Source passage.
++++++++++

20 Jun Finding the right SharePoint Solution: Folders vs. Metadata
Having worked with many clients over many versions of SharePoint over the years the attitude to SharePoint folders has evolved a lot.
In the beginning, there were file shares, with folder structures to categorise the content allowed to be found…
Let’s face it, we are all comfortable with SharePoint folders if we are managing content in a file share, or on our machine. If we set up the folder structure, then we fully understand it and know how it is intended to be used. The way we use the folder structure changes over time as the content changes, but that is fine because we are in control of the structure.
Issues start to creep in when the folder structure is used by a team of people, and the evolution of the structure and membership of the team changes. It is not uncommon for the original rationale of a folder structure to be forgotten through the churn of team members. This means that the structure will be evolved, but in a way that will not necessarily replace the original structure, just extend it. At this point the risk of not being able to find content or not knowing where to put said content now becomes a reality.
And of course, it has to be acknowledged that the effectiveness of a folder structure is very subjective. Having worked with one client who had a legal team of twelve, who were all carrying out identical roles, we examined how each of these team members were storing content, we found twelve completely different approaches to storing the same content.
Then came the dreaded metadata…
Selling the concept of metadata (data describing data) to end users was – and still is – one of the most difficult elements of user adoption with SharePoint. It’s not that it isn’t useful, nor that there aren’t many advantages that users can benefit from, it’s just that, for most, the folder structure is sufficient when it comes to metadata and this SharePoint flavour of metadata sounds awfully complicated.
Then there’s OneDrive…
Syncing a document library to make it available in Windows Explorer – that sounds like a great idea, but there is no folder structure, just metadata. This, in a way, makes the synced content unusable.

++++++++++

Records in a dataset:
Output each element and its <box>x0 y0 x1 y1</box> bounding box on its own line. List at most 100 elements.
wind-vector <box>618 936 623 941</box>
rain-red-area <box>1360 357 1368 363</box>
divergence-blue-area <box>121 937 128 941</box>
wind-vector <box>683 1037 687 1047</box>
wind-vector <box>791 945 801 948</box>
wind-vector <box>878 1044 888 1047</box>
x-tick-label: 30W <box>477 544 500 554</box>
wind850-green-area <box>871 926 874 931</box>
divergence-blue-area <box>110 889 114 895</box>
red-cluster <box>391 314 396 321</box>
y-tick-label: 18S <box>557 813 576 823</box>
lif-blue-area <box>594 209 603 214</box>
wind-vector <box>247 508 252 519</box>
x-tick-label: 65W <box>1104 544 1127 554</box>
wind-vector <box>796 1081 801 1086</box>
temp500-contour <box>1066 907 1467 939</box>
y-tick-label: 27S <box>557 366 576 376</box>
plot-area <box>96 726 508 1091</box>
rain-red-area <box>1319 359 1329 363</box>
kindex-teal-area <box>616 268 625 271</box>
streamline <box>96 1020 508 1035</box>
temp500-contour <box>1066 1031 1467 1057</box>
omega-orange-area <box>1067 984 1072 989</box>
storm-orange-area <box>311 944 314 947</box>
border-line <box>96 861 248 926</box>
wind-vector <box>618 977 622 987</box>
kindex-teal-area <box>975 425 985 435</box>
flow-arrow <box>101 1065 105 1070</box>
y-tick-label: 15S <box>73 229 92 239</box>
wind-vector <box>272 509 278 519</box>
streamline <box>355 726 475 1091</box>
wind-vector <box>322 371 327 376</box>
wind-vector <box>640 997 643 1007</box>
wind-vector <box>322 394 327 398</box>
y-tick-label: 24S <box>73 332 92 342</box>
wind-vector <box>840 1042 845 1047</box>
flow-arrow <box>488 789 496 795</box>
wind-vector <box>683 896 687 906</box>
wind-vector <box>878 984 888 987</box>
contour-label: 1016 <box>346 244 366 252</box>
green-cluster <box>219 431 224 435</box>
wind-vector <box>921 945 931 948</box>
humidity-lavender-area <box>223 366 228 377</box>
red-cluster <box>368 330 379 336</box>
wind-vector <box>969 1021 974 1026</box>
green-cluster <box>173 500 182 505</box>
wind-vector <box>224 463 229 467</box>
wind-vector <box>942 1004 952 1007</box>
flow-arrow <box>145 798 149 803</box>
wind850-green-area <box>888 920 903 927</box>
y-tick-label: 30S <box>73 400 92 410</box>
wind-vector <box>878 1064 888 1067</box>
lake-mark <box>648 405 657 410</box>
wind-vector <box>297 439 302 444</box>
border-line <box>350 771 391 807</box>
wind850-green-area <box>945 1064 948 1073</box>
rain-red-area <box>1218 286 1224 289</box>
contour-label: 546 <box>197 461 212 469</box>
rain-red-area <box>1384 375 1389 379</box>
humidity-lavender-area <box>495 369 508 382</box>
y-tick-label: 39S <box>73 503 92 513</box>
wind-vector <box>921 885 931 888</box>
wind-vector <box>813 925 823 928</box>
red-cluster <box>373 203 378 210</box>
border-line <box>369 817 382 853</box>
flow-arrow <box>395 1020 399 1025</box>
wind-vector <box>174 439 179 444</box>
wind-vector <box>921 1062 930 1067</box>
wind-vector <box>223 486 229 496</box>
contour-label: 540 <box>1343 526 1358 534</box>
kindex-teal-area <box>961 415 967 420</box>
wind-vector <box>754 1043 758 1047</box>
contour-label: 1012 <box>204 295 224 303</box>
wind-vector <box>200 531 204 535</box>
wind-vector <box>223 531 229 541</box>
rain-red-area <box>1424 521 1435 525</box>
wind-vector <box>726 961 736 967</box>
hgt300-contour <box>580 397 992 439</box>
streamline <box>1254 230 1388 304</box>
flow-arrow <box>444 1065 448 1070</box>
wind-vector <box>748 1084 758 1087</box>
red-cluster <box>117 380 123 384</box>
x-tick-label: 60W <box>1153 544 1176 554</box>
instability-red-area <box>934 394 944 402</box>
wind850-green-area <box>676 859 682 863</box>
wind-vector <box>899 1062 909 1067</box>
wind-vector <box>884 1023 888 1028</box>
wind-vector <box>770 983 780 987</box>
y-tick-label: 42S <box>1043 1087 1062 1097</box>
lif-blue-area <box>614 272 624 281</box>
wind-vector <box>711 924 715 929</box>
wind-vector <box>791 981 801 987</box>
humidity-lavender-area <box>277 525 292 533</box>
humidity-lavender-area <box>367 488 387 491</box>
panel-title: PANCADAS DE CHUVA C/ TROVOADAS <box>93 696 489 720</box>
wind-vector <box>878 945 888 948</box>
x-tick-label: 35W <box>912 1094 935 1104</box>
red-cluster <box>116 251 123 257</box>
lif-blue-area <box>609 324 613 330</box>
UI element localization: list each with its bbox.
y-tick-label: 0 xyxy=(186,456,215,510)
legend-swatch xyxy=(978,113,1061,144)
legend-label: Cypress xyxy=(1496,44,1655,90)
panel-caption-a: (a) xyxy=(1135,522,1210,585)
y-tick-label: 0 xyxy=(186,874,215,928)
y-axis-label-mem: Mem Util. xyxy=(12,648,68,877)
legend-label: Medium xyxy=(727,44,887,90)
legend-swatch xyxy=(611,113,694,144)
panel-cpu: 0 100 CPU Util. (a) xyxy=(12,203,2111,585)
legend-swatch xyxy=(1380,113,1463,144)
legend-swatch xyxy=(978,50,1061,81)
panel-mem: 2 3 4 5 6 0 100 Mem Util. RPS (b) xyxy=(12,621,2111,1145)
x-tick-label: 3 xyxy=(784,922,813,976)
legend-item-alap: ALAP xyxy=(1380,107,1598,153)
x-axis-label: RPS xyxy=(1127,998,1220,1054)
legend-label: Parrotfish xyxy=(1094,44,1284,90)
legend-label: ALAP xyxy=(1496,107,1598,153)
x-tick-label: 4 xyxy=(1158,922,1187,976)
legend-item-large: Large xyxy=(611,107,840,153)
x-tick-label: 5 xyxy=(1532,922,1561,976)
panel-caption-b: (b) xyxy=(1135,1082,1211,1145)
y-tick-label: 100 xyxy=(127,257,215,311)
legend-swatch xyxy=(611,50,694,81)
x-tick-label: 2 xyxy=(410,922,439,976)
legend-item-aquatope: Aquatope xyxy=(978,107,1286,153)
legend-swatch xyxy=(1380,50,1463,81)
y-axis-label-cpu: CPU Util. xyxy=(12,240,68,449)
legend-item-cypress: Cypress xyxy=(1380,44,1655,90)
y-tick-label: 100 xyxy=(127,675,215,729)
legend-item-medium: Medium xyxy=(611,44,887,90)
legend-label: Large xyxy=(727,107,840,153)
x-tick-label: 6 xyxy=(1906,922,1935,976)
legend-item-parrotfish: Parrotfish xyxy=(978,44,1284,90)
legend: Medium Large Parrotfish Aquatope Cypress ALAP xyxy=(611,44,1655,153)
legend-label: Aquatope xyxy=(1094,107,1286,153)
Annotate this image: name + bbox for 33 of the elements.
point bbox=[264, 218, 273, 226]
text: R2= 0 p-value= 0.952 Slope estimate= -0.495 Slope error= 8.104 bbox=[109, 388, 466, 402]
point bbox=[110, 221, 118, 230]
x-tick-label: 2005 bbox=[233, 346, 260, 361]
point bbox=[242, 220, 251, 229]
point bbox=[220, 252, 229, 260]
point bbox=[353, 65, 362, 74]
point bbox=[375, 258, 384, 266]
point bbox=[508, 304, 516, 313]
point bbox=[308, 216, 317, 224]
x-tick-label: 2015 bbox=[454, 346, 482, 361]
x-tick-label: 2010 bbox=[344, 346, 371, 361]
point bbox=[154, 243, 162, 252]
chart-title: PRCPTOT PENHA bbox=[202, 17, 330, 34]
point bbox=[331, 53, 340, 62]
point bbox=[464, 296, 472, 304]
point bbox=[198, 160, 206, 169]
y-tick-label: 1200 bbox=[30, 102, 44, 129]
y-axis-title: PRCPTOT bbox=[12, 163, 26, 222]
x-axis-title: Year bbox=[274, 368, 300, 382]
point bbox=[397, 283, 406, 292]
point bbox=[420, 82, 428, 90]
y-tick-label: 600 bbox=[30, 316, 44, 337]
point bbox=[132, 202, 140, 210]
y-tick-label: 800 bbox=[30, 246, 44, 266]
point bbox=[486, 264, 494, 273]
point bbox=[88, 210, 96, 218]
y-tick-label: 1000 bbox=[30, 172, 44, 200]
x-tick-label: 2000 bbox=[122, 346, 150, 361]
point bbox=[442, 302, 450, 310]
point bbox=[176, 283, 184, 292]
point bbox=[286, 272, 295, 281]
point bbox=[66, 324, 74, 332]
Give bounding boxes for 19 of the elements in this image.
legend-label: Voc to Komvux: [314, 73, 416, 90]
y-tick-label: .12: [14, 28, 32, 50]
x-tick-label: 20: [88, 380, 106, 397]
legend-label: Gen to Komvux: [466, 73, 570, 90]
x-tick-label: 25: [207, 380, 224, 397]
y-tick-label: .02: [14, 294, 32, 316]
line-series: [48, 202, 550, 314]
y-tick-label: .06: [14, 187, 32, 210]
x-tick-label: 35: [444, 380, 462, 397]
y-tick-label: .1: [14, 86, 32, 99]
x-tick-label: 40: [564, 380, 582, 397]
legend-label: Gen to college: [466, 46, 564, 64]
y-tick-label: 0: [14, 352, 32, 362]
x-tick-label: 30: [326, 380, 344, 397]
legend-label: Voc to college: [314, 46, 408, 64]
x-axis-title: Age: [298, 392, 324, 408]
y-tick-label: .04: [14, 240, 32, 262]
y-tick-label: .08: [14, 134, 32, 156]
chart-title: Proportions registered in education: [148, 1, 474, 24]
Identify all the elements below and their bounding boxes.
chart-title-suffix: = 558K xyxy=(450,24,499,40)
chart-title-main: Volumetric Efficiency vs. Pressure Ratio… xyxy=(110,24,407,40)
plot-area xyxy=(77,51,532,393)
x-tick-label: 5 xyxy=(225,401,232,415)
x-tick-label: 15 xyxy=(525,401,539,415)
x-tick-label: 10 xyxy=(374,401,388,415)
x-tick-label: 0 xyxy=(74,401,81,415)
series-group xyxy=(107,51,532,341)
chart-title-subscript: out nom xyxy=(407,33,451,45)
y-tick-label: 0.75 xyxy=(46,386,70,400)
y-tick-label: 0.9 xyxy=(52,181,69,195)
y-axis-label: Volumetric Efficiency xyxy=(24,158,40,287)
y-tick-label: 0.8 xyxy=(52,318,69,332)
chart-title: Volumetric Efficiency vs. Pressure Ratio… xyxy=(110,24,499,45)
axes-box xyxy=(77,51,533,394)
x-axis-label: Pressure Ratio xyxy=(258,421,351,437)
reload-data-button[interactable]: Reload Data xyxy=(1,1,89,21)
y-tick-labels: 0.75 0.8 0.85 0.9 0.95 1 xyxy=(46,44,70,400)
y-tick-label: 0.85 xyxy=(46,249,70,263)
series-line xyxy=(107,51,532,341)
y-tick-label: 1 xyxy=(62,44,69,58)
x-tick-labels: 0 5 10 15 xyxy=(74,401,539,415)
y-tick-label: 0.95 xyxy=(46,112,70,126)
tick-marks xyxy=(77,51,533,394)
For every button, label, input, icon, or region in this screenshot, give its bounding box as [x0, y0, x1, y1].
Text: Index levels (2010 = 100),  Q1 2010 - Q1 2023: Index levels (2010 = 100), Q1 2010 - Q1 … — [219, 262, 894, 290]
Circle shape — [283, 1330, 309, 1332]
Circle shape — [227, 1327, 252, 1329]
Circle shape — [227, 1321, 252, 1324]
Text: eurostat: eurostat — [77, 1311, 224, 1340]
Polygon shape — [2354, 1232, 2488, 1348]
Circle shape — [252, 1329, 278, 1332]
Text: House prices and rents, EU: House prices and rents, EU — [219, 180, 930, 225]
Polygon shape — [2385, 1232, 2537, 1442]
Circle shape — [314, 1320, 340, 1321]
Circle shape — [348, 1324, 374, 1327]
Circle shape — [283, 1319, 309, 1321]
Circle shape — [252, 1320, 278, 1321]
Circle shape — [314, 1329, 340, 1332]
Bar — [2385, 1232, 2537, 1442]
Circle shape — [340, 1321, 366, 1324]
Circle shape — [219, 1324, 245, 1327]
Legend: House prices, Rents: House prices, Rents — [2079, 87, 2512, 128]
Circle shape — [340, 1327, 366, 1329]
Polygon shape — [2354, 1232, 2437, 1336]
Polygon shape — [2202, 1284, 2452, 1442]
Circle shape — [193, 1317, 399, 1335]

++++++++++

Problems to work on.
1/ Answer these questions about the article on SharePoint folders versus metadata:
(a) How many people were on the legal team whose storage habits were examined?
(b) What definition of metadata does the article give in parentheses?
(c) Syncing a document library makes it available in which program?
2/ Write what follows in the article on SharePoint folders versus metadata, picking up after its final sentence.

Per-task answers.
1/
(a) Twelve
(b) Data describing data
(c) Windows Explorer

2/
So, what are we to do with all of this?
Well, there is a solution that satisfies all requirements: use both! This may sound like having to make more work for ourselves, but in fact, it isn’t like that at all, and in many cases, it will increase the chances of the SharePoint solution being successful.
SharePoint does support folders, in fact, SharePoint supports them so well that they have particular capabilities so that we do make use of these in delivering solutions – because it is the best option:
- Default metadata – each folder can have metadata set as default meaning that documents created in the folders will automatically be tagged
- Security – each folder can have custom permissions set to allow specific users to have access
- Performance – folders can be an effective way of segmenting content to allow quicker access to the content
Meet Contoso, a building contractor using Office 365. They have several requirements:
- They have multiple clients
- Each of those clients has multiple projects
- Documents need to be stored at client and project level
- Contractual documents are only visible to sales and account managers
- It should be possible to search for all documents related to a client and/or all documents related to a project
- The content should be available to some employees when they are on-site and offline
A possible solution is to set up a document library for each client. This will allow OneDrive for Business to be used to sync the content offline. The document library will have the client name metadata defaulted, so that all content in the document library is tagged with each individual client name.
Within the document library, a folder will be created for each project. The project name metadata will be defaulted for each folder so that content added to the folder will be tagged with the project name and the client name from the library – meaning the folders will also be synced through OneDrive for Business so they can be accessed in a sensible manner through Windows Explorer.
A folder can be added within each project folder and set to not inherit in the permissions of the project folder so that the access can be restricted for specific users.
In this way, a folder structure is used to define the metadata to enhance the user experience, as the user is not required to tag content with the client and project names.
As always, there are some gotchas. This approach works well in a document management solution as it allows a sophisticated solution to be built using out-of-the-box capabilities.
Lists do not support the ability to set default values on folders.
The Pages library is created as part of the publishing feature. As such it has very particular capabilities (and constraints). Folders can be used and defaults can be set, however this is not the case for permissions, as the process of creating a new page requires contributor access at the root level of the library. See here for more information.
In the world of SharePoint, folders vs. metadata is a decision that is driven by the requirements of each specific solution, and the expectations of end users in relation to their experience of using the solution.
Neither option is always right or wrong and combining both folders and metadata within a solution produces results that are more flexible and more likely to be successful.